==== Supplied entries ====

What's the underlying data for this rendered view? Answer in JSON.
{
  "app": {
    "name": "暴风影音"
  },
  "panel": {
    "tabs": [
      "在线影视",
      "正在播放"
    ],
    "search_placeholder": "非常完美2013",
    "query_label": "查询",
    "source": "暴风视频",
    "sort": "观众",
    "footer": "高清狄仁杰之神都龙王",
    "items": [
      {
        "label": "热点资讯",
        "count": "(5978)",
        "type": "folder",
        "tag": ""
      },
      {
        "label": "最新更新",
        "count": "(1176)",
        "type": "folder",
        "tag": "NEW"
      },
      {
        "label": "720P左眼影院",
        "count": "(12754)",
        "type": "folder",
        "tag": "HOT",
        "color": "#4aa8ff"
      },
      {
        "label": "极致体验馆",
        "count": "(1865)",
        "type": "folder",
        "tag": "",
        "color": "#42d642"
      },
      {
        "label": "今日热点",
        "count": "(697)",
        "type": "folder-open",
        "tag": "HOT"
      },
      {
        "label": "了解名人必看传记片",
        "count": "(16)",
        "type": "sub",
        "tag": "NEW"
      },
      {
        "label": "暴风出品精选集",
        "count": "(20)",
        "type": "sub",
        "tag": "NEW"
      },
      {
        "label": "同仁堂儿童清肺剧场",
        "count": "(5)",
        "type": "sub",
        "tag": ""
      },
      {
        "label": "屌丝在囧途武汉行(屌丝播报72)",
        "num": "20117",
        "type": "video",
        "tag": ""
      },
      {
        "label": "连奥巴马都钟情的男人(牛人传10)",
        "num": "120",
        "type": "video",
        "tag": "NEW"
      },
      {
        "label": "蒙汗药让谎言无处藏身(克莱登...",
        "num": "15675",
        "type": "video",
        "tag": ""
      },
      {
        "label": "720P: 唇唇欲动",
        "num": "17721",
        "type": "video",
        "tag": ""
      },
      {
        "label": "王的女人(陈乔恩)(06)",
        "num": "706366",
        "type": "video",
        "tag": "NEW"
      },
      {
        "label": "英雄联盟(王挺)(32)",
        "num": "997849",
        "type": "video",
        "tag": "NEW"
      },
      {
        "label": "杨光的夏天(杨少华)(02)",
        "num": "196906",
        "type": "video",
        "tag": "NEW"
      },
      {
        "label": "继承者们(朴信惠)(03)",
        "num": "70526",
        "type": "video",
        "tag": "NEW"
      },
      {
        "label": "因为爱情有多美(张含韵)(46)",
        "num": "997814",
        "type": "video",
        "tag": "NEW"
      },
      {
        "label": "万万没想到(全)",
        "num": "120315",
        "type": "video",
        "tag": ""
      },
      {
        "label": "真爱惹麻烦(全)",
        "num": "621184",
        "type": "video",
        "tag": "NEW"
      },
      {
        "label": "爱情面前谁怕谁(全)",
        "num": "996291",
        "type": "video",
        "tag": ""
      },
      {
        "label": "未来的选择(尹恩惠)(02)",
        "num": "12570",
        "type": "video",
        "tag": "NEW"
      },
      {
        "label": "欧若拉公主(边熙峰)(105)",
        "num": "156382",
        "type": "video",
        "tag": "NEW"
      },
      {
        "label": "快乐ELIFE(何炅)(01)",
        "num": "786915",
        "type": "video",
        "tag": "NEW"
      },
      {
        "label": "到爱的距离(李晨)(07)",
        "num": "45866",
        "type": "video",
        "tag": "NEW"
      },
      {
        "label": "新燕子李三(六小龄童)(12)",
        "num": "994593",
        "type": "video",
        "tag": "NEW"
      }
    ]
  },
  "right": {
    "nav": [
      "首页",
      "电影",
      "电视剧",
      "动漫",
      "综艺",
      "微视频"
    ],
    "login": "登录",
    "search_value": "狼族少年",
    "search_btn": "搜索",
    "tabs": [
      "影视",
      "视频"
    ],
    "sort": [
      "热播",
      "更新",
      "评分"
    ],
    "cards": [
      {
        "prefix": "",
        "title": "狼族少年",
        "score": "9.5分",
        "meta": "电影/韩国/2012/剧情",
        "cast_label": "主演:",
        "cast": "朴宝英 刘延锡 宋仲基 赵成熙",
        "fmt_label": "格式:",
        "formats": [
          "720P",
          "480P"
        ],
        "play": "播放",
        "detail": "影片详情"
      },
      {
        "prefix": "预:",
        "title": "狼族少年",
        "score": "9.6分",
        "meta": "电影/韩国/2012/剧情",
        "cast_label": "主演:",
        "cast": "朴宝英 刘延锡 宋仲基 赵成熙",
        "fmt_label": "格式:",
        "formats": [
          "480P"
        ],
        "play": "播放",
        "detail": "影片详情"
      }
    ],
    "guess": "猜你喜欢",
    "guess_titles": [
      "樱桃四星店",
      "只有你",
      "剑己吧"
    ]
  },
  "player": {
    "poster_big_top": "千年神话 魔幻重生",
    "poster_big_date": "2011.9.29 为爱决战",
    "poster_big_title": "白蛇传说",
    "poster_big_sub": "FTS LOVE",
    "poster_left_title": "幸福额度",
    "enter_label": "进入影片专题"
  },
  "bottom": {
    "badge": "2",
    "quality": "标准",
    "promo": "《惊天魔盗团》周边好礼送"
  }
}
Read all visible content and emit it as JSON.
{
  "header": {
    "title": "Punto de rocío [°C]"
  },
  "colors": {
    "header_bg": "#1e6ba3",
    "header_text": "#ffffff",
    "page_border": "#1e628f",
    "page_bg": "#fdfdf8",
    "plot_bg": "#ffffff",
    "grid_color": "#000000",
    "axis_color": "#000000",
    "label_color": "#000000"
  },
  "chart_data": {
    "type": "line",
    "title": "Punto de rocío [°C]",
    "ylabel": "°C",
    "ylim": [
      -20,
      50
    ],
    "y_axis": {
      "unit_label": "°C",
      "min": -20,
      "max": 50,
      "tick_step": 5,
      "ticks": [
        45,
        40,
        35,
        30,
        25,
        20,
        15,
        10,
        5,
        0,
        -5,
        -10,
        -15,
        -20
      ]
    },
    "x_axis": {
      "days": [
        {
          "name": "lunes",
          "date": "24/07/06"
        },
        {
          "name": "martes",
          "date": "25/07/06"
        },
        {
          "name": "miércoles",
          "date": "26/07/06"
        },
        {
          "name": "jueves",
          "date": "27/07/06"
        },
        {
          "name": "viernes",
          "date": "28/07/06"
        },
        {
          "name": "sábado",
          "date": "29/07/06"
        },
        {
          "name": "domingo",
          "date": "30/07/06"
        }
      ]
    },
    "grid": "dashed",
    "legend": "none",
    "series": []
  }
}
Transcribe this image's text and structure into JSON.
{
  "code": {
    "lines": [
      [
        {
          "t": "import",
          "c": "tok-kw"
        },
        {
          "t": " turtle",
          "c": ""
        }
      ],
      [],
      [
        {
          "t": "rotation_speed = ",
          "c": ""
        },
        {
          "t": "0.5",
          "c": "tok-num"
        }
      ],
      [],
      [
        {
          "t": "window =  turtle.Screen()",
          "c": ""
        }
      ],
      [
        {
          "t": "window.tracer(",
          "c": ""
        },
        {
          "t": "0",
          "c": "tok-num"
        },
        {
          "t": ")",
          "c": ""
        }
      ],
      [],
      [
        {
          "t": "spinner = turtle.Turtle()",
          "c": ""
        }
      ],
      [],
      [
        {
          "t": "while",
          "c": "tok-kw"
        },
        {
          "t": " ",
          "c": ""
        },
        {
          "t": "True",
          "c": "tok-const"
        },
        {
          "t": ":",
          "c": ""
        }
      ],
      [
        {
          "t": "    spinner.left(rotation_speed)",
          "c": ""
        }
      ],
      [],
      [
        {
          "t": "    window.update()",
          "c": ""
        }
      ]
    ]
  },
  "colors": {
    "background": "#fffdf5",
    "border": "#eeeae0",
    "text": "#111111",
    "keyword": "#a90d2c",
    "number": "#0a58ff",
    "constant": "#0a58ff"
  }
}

====

• [Required work]: How many lines of these entries hold the string "spinner"? Answer with the number alone.

• [Task output]: 2